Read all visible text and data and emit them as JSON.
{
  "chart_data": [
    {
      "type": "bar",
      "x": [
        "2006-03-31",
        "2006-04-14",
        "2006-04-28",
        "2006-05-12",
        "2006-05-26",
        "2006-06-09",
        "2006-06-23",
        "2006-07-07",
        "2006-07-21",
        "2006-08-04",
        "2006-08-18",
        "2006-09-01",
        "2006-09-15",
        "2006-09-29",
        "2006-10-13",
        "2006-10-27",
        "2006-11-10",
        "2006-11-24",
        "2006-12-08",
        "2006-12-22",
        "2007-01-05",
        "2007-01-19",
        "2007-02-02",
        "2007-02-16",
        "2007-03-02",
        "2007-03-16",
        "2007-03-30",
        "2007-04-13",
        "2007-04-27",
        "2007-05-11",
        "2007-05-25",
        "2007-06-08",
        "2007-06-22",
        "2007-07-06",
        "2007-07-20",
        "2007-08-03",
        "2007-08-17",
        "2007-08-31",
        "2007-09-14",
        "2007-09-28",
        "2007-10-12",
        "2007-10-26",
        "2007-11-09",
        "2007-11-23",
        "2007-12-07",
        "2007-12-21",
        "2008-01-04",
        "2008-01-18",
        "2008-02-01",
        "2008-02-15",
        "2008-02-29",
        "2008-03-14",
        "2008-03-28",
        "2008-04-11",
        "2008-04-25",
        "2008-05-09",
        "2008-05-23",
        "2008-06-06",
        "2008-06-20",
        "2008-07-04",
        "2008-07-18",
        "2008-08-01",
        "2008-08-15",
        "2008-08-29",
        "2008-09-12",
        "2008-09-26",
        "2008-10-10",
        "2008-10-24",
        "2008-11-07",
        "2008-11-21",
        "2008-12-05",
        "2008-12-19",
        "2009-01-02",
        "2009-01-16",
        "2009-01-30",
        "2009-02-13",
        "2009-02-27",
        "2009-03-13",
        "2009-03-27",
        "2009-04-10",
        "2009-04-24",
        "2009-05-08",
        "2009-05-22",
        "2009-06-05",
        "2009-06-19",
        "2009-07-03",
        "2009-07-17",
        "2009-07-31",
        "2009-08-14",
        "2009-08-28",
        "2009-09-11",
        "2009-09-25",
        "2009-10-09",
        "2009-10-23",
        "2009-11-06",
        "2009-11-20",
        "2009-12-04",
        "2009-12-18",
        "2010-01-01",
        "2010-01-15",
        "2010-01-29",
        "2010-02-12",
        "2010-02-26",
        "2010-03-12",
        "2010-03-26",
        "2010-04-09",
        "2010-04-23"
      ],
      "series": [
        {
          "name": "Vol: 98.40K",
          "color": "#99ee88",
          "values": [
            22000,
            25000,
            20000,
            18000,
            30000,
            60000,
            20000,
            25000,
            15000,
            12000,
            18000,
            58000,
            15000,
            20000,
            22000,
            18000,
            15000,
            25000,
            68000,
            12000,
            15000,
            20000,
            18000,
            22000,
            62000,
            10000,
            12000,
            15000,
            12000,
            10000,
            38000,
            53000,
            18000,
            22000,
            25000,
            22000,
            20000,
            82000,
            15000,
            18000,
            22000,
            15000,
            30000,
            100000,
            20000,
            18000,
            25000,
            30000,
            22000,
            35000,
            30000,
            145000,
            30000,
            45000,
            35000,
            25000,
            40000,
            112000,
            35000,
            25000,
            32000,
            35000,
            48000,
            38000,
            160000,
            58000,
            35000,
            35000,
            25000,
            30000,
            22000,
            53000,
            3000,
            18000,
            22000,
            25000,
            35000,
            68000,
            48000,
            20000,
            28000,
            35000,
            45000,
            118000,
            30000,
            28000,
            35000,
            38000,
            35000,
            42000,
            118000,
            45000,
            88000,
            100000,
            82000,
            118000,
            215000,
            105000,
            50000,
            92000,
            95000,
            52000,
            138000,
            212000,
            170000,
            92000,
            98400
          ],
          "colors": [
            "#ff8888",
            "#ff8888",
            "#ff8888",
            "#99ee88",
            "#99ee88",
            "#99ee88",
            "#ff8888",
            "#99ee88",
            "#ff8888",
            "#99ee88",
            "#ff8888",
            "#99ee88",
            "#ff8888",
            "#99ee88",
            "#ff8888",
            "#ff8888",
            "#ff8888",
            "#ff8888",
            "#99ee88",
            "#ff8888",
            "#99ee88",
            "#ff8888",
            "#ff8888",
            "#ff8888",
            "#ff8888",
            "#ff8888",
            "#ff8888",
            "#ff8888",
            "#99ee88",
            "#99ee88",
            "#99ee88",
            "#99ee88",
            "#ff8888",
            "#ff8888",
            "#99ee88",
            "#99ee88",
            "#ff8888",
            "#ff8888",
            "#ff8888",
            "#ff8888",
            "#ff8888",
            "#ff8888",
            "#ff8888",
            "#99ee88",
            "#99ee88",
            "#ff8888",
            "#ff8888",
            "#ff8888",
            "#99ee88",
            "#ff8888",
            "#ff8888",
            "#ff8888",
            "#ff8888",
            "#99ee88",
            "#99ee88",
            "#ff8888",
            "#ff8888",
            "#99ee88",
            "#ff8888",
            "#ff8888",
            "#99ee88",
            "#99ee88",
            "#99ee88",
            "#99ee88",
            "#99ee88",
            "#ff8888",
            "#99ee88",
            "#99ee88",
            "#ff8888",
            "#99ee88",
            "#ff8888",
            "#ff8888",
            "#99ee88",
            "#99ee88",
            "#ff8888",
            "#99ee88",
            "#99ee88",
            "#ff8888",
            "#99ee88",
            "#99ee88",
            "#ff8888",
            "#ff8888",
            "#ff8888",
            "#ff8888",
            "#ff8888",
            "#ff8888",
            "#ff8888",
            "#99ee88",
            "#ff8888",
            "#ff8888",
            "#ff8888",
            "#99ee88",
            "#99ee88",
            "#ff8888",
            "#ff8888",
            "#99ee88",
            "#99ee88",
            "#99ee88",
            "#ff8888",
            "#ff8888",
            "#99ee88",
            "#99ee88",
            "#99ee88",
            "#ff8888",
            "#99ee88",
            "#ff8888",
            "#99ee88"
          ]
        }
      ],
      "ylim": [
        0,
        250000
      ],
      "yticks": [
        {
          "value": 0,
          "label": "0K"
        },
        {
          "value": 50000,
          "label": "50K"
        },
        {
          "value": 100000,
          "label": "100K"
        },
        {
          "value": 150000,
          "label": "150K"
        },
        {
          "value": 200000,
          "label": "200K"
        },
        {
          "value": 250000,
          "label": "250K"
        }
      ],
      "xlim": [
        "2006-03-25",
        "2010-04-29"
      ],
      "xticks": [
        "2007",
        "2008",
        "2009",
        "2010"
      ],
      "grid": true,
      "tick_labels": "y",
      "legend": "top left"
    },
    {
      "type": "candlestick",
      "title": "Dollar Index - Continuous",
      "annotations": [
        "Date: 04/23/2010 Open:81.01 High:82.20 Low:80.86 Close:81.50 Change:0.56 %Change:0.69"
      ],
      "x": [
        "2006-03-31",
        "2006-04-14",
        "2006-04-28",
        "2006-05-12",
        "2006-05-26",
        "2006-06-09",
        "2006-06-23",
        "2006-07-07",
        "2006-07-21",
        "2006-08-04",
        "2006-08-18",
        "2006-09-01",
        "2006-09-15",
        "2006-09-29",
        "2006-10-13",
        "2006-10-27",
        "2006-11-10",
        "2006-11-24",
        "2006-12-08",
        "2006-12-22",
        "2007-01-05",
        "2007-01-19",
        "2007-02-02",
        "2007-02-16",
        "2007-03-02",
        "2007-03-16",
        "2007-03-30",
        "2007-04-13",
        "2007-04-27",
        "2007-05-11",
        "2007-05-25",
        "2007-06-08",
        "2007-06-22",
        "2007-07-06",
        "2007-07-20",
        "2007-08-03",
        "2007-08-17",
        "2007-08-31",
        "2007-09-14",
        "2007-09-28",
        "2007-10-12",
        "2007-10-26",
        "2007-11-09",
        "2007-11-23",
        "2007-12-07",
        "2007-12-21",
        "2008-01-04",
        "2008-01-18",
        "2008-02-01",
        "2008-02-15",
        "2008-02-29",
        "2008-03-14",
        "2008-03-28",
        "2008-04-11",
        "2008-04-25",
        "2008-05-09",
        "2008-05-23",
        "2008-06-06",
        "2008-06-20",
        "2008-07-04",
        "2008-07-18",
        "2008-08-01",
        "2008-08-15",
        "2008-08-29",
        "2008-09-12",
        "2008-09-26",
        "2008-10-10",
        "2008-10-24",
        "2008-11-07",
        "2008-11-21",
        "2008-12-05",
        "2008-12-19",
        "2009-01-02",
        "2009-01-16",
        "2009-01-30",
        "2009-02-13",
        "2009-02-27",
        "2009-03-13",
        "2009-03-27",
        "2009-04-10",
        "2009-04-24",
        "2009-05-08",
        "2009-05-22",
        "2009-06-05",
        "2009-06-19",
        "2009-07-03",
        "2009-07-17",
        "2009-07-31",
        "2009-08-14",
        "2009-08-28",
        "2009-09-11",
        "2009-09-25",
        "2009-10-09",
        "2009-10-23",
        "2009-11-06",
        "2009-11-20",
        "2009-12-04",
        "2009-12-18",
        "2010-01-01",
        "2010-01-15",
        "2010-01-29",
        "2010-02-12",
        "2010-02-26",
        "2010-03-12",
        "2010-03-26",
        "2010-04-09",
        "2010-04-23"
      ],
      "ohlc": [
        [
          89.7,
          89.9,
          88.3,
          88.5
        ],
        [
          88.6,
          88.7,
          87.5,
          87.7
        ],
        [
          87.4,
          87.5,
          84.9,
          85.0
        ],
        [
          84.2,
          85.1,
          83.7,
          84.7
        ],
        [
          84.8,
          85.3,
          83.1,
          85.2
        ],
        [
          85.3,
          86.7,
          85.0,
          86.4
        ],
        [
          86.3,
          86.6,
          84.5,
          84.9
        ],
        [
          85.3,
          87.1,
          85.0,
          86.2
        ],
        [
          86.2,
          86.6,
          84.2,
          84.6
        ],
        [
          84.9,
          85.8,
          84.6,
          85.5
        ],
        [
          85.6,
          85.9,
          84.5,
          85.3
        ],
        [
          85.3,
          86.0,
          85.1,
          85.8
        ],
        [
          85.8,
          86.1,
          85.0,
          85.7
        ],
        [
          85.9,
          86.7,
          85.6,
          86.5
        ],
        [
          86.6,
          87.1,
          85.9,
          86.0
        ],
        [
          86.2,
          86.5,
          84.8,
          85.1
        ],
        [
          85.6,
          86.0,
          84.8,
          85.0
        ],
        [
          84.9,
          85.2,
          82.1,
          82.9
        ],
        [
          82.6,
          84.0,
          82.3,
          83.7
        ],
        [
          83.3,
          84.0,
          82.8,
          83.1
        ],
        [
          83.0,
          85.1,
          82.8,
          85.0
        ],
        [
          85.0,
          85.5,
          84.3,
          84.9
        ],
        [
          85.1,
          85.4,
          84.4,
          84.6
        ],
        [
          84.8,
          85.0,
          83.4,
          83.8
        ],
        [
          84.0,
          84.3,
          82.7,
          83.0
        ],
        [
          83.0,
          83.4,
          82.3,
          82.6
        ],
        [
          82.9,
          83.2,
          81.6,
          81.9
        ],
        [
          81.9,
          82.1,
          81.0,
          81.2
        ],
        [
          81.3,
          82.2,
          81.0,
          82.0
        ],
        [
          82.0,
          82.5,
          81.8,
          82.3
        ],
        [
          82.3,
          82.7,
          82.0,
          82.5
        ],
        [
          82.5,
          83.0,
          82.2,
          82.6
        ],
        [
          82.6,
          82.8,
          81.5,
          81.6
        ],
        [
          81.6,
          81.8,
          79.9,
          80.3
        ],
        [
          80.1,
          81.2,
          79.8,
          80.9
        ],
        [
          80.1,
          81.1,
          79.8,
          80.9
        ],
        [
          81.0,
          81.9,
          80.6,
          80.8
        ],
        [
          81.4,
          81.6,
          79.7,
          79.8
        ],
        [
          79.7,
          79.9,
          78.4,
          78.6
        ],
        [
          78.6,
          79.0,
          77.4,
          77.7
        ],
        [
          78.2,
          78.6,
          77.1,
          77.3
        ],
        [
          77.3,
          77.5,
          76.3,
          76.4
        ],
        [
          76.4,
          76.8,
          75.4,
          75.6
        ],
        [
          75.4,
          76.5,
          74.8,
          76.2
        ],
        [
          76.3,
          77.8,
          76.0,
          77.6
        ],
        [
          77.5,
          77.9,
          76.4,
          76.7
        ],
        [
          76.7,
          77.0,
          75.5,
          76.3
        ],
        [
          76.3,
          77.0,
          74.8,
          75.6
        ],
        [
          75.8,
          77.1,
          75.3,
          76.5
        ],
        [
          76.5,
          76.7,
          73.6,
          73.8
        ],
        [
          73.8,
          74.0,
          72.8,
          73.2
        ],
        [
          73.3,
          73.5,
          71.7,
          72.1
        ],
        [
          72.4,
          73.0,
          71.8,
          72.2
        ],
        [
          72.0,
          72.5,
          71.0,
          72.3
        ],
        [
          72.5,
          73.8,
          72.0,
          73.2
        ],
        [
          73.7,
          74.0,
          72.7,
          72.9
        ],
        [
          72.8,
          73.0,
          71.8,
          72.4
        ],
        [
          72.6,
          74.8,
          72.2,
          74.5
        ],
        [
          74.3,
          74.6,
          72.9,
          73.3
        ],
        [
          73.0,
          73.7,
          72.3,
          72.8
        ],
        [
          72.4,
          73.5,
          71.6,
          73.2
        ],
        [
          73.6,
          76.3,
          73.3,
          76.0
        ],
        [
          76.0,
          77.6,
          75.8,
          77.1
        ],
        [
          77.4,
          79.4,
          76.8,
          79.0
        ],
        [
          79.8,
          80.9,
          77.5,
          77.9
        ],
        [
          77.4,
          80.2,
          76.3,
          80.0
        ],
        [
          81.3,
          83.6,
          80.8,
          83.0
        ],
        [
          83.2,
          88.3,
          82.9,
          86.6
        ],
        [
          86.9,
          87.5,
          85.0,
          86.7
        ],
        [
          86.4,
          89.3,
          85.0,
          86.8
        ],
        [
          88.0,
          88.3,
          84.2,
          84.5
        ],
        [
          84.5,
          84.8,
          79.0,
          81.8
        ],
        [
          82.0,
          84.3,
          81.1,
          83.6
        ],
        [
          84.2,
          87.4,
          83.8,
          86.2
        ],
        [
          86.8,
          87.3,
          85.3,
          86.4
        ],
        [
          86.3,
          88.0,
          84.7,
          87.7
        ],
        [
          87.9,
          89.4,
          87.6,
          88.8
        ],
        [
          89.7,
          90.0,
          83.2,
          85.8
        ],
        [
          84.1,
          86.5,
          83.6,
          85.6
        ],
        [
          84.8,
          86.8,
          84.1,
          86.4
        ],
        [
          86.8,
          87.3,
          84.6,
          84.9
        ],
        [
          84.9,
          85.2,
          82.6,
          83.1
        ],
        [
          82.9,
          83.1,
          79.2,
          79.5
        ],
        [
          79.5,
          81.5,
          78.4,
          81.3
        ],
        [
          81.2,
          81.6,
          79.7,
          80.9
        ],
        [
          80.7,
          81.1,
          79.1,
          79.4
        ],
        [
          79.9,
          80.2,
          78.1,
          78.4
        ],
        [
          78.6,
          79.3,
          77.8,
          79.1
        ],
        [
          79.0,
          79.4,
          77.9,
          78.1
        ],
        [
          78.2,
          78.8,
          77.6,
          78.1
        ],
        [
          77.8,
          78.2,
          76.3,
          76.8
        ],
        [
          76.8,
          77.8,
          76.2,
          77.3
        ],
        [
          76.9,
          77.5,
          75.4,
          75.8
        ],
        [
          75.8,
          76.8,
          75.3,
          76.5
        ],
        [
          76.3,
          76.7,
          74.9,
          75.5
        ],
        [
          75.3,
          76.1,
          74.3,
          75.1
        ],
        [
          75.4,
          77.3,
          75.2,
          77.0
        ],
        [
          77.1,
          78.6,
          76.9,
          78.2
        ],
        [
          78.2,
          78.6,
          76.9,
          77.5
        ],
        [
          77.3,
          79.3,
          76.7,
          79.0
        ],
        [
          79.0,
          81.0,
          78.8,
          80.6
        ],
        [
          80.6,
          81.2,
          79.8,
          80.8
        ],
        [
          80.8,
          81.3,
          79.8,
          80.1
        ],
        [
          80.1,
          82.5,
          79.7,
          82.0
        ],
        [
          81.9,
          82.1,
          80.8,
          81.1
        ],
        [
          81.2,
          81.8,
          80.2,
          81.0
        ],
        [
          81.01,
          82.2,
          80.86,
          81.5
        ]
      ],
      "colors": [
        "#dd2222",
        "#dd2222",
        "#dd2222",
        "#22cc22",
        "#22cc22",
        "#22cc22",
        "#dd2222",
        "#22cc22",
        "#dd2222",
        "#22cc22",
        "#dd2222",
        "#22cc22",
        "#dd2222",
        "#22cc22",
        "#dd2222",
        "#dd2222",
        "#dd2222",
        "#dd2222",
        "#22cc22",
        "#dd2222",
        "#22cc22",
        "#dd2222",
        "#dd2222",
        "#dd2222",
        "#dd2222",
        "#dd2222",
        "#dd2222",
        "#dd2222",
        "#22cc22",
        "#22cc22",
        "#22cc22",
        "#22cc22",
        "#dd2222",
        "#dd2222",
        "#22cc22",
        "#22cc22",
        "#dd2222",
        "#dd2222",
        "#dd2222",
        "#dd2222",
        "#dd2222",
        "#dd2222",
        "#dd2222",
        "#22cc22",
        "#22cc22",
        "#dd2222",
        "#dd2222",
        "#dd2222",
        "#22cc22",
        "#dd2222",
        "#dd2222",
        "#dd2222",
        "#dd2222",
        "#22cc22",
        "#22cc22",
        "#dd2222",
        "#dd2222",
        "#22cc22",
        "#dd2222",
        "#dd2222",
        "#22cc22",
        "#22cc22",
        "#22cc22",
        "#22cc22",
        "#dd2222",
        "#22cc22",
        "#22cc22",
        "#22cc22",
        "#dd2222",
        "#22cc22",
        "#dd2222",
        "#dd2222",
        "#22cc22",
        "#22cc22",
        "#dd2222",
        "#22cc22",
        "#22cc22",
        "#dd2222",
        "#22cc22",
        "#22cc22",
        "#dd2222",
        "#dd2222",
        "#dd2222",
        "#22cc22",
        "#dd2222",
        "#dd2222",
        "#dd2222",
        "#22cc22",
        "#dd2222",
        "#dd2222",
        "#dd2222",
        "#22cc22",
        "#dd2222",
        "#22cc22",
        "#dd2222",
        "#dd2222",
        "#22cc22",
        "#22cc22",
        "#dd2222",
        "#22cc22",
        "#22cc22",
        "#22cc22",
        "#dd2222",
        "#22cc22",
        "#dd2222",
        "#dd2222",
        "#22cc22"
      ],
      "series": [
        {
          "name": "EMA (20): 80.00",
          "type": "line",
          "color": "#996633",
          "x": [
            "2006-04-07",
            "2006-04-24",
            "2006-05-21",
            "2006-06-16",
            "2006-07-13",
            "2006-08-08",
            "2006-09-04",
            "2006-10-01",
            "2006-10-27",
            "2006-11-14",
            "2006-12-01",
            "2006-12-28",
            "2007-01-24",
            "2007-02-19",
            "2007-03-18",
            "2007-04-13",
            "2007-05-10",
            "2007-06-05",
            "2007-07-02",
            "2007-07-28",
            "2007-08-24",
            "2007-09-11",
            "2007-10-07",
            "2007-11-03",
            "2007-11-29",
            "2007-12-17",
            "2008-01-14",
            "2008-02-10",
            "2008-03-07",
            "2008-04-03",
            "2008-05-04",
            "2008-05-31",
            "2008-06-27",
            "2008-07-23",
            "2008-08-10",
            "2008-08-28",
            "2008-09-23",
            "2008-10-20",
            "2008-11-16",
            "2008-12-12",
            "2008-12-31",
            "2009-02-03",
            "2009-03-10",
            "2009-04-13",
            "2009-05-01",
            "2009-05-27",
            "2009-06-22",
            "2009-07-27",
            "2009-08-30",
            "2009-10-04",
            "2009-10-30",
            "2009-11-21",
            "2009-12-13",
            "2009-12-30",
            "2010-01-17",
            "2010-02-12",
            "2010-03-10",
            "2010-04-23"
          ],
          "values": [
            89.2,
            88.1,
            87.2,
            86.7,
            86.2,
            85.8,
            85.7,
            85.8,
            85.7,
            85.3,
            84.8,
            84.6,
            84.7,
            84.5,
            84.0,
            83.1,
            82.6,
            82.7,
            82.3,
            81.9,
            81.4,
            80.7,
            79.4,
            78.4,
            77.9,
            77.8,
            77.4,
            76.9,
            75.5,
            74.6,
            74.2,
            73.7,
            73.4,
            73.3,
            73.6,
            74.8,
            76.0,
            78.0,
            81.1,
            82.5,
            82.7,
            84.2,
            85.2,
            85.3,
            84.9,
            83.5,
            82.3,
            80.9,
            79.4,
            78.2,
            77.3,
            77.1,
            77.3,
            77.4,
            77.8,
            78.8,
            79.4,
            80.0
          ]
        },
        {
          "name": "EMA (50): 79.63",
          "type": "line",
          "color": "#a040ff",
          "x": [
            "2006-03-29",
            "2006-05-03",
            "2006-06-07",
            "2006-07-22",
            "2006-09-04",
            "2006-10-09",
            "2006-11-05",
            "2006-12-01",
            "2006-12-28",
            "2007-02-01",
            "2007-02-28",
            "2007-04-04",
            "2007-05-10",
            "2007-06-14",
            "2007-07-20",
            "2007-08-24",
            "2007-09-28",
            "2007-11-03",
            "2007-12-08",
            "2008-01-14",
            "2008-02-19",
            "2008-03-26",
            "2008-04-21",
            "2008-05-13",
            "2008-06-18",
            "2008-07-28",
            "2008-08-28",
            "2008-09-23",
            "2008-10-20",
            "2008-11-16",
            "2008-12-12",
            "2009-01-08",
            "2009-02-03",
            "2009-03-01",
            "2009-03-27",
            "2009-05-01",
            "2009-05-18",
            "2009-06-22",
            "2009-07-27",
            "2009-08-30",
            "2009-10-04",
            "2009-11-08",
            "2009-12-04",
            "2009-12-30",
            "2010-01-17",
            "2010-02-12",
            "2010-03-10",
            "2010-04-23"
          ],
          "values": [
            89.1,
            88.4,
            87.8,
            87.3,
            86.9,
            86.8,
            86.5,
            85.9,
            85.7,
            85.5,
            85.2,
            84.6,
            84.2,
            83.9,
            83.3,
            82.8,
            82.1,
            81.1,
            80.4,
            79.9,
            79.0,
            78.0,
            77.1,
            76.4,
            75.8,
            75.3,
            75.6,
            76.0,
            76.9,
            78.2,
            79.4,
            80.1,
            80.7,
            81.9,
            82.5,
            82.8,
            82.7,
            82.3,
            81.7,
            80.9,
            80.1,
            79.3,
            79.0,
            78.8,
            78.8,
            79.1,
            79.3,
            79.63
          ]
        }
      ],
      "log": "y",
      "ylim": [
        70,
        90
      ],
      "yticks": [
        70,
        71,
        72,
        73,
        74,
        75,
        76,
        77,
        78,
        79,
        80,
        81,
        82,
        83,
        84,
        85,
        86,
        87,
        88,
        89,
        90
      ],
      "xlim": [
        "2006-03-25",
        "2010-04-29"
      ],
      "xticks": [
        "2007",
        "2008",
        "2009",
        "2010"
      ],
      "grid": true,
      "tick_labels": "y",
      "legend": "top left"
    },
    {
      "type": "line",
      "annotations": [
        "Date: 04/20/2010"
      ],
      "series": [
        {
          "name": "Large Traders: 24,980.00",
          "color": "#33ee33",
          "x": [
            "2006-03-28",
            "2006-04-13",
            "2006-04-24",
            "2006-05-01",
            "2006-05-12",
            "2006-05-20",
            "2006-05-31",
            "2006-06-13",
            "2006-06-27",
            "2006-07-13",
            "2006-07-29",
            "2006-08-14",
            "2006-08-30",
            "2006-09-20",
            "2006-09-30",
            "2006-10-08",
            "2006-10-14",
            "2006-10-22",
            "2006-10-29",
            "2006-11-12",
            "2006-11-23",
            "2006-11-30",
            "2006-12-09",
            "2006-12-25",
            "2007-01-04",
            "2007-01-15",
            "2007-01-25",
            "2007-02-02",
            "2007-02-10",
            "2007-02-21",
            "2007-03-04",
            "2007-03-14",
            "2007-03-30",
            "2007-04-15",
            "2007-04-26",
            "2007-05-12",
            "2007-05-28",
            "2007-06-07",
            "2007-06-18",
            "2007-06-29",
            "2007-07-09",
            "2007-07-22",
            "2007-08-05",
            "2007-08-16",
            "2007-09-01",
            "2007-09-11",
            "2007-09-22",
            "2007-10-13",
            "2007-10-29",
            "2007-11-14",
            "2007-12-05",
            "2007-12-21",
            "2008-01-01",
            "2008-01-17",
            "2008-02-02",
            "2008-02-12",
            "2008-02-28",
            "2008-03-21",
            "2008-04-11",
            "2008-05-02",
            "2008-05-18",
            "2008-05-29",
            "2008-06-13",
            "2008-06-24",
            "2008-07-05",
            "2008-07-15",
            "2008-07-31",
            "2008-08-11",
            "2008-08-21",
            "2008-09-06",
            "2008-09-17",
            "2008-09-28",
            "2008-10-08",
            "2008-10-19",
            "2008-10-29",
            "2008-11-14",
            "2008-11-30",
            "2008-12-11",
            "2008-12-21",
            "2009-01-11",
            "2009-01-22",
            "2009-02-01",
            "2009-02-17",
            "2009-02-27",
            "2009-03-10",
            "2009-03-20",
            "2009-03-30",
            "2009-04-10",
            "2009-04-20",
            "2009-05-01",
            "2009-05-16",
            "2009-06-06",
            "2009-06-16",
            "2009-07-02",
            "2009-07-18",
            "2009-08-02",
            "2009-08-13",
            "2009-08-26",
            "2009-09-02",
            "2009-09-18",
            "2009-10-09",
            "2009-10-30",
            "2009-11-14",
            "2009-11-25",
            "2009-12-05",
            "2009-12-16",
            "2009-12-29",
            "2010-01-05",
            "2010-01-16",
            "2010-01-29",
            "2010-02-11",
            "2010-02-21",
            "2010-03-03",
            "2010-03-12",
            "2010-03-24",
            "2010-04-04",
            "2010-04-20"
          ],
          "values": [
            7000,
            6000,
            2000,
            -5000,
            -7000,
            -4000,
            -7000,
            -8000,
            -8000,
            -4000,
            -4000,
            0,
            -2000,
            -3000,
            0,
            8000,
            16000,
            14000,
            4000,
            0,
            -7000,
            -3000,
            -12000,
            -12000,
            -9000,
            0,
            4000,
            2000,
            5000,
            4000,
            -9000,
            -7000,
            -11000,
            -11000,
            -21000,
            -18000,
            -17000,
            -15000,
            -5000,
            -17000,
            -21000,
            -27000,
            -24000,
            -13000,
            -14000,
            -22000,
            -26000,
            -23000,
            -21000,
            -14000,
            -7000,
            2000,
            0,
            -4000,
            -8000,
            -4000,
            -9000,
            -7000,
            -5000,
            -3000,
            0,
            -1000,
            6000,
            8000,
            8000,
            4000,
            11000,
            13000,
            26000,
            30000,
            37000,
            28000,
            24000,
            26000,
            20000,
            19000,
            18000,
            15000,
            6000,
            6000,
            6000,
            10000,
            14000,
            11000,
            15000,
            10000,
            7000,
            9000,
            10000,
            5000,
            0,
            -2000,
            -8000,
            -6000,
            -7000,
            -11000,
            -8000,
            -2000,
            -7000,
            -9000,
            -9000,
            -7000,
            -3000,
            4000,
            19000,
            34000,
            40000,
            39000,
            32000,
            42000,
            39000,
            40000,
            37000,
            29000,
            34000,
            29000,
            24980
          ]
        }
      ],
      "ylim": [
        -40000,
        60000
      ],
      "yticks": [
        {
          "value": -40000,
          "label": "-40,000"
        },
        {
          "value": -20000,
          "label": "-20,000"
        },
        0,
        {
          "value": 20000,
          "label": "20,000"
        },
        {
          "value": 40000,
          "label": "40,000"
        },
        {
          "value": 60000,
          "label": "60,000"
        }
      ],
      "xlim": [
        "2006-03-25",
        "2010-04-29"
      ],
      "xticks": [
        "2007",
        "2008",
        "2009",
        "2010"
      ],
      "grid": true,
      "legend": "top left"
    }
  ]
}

Exercise prompt
How many of the lines in the listing above hold the word "type"? Report only that figure.

Task response
5